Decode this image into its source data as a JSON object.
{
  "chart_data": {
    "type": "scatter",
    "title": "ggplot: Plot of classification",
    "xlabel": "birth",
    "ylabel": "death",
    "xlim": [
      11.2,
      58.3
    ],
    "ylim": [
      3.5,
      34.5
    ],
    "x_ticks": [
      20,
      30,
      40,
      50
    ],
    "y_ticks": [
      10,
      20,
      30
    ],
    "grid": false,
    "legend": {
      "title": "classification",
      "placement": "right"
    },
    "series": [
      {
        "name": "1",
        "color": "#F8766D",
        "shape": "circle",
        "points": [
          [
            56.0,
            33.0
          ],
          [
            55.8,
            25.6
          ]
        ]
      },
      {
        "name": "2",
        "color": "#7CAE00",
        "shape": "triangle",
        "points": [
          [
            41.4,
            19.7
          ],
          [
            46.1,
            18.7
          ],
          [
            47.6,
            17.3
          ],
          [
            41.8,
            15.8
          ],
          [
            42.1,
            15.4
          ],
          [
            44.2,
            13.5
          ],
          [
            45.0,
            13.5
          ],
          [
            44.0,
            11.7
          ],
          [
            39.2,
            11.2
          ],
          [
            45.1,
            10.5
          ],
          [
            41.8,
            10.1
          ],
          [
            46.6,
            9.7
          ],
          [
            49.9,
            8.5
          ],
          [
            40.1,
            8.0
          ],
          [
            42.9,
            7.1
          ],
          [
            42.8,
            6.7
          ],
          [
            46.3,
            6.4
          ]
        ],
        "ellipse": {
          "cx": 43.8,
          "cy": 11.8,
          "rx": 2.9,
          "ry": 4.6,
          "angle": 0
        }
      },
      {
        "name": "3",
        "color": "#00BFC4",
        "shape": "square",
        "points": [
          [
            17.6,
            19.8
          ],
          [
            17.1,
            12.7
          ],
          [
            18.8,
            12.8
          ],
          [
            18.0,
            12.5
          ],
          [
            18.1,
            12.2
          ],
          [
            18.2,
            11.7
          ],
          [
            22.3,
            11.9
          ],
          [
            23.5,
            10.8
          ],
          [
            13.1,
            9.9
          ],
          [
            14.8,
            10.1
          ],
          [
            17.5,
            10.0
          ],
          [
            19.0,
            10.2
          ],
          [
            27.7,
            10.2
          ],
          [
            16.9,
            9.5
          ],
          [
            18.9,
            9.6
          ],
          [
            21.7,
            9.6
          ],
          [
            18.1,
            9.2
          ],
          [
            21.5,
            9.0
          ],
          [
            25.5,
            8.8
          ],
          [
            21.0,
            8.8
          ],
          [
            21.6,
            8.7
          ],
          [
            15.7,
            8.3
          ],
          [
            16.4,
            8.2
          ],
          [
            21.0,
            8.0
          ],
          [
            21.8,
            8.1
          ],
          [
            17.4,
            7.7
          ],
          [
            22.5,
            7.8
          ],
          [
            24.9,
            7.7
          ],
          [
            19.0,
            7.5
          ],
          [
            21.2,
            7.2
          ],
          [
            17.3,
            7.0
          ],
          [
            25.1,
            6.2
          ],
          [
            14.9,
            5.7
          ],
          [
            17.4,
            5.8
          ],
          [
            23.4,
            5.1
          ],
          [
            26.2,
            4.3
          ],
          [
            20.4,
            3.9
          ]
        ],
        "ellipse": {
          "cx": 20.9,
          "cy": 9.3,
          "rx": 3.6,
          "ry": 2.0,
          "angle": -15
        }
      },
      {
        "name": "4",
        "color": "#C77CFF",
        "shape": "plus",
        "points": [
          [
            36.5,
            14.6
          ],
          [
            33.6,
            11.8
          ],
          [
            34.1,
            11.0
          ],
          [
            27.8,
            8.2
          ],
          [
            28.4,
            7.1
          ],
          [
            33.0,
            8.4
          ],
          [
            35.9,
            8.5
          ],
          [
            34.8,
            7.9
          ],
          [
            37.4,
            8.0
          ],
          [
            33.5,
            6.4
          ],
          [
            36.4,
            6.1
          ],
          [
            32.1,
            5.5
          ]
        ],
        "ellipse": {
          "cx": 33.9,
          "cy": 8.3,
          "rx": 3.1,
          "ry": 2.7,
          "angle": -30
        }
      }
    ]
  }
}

§ Problem description: Retype the data exactly as given.

§ Exercise solution:
Decode this image into its source data as a JSON object.
{
  "chart_data": {
    "type": "scatter",
    "title": "ggplot: Plot of classification",
    "xlabel": "birth",
    "ylabel": "death",
    "xlim": [
      11.2,
      58.3
    ],
    "ylim": [
      3.5,
      34.5
    ],
    "x_ticks": [
      20,
      30,
      40,
      50
    ],
    "y_ticks": [
      10,
      20,
      30
    ],
    "grid": false,
    "legend": {
      "title": "classification",
      "placement": "right"
    },
    "series": [
      {
        "name": "1",
        "color": "#F8766D",
        "shape": "circle",
        "points": [
          [
            56.0,
            33.0
          ],
          [
            55.8,
            25.6
          ]
        ]
      },
      {
        "name": "2",
        "color": "#7CAE00",
        "shape": "triangle",
        "points": [
          [
            41.4,
            19.7
          ],
          [
            46.1,
            18.7
          ],
          [
            47.6,
            17.3
          ],
          [
            41.8,
            15.8
          ],
          [
            42.1,
            15.4
          ],
          [
            44.2,
            13.5
          ],
          [
            45.0,
            13.5
          ],
          [
            44.0,
            11.7
          ],
          [
            39.2,
            11.2
          ],
          [
            45.1,
            10.5
          ],
          [
            41.8,
            10.1
          ],
          [
            46.6,
            9.7
          ],
          [
            49.9,
            8.5
          ],
          [
            40.1,
            8.0
          ],
          [
            42.9,
            7.1
          ],
          [
            42.8,
            6.7
          ],
          [
            46.3,
            6.4
          ]
        ],
        "ellipse": {
          "cx": 43.8,
          "cy": 11.8,
          "rx": 2.9,
          "ry": 4.6,
          "angle": 0
        }
      },
      {
        "name": "3",
        "color": "#00BFC4",
        "shape": "square",
        "points": [
          [
            17.6,
            19.8
          ],
          [
            17.1,
            12.7
          ],
          [
            18.8,
            12.8
          ],
          [
            18.0,
            12.5
          ],
          [
            18.1,
            12.2
          ],
          [
            18.2,
            11.7
          ],
          [
            22.3,
            11.9
          ],
          [
            23.5,
            10.8
          ],
          [
            13.1,
            9.9
          ],
          [
            14.8,
            10.1
          ],
          [
            17.5,
            10.0
          ],
          [
            19.0,
            10.2
          ],
          [
            27.7,
            10.2
          ],
          [
            16.9,
            9.5
          ],
          [
            18.9,
            9.6
          ],
          [
            21.7,
            9.6
          ],
          [
            18.1,
            9.2
          ],
          [
            21.5,
            9.0
          ],
          [
            25.5,
            8.8
          ],
          [
            21.0,
            8.8
          ],
          [
            21.6,
            8.7
          ],
          [
            15.7,
            8.3
          ],
          [
            16.4,
            8.2
          ],
          [
            21.0,
            8.0
          ],
          [
            21.8,
            8.1
          ],
          [
            17.4,
            7.7
          ],
          [
            22.5,
            7.8
          ],
          [
            24.9,
            7.7
          ],
          [
            19.0,
            7.5
          ],
          [
            21.2,
            7.2
          ],
          [
            17.3,
            7.0
          ],
          [
            25.1,
            6.2
          ],
          [
            14.9,
            5.7
          ],
          [
            17.4,
            5.8
          ],
          [
            23.4,
            5.1
          ],
          [
            26.2,
            4.3
          ],
          [
            20.4,
            3.9
          ]
        ],
        "ellipse": {
          "cx": 20.9,
          "cy": 9.3,
          "rx": 3.6,
          "ry": 2.0,
          "angle": -15
        }
      },
      {
        "name": "4",
        "color": "#C77CFF",
        "shape": "plus",
        "points": [
          [
            36.5,
            14.6
          ],
          [
            33.6,
            11.8
          ],
          [
            34.1,
            11.0
          ],
          [
            27.8,
            8.2
          ],
          [
            28.4,
            7.1
          ],
          [
            33.0,
            8.4
          ],
          [
            35.9,
            8.5
          ],
          [
            34.8,
            7.9
          ],
          [
            37.4,
            8.0
          ],
          [
            33.5,
            6.4
          ],
          [
            36.4,
            6.1
          ],
          [
            32.1,
            5.5
          ]
        ],
        "ellipse": {
          "cx": 33.9,
          "cy": 8.3,
          "rx": 3.1,
          "ry": 2.7,
          "angle": -30
        }
      }
    ]
  }
}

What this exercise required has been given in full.